Instruction:
Among the records below, find each line that includes the string "image" and copy it.

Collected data
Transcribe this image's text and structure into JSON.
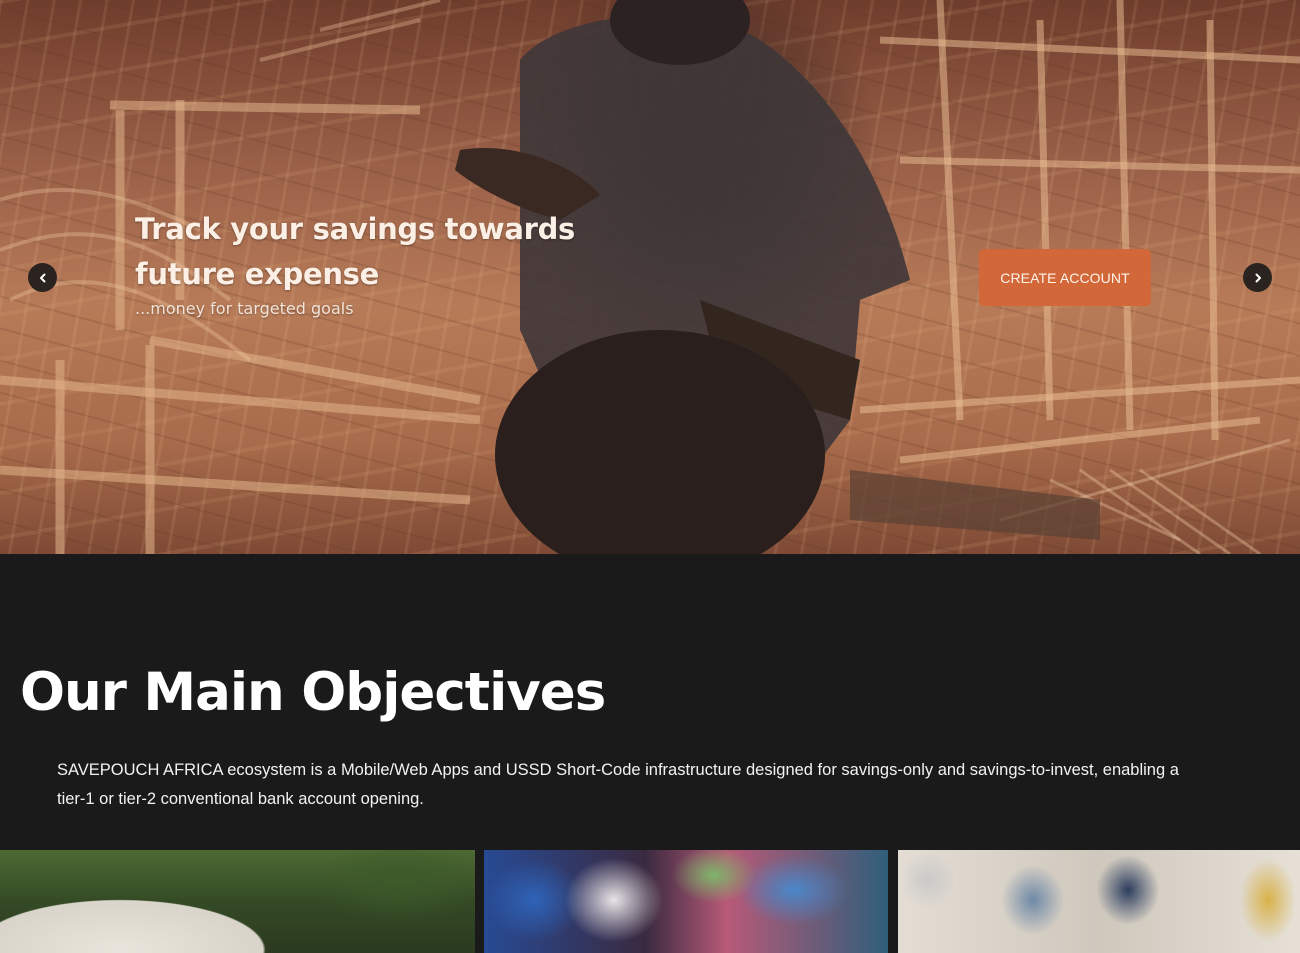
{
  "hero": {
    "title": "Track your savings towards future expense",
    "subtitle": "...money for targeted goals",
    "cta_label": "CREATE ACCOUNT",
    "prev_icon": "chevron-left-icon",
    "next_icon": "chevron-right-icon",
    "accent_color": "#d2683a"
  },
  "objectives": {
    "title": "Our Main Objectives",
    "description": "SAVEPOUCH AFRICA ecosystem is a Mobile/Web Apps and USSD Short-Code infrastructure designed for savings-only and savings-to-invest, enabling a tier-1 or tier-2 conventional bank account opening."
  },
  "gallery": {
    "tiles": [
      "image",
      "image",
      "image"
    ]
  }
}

Result of this task:
Transcribe this image's text and structure into JSON.
      "image",
      "image",
      "image"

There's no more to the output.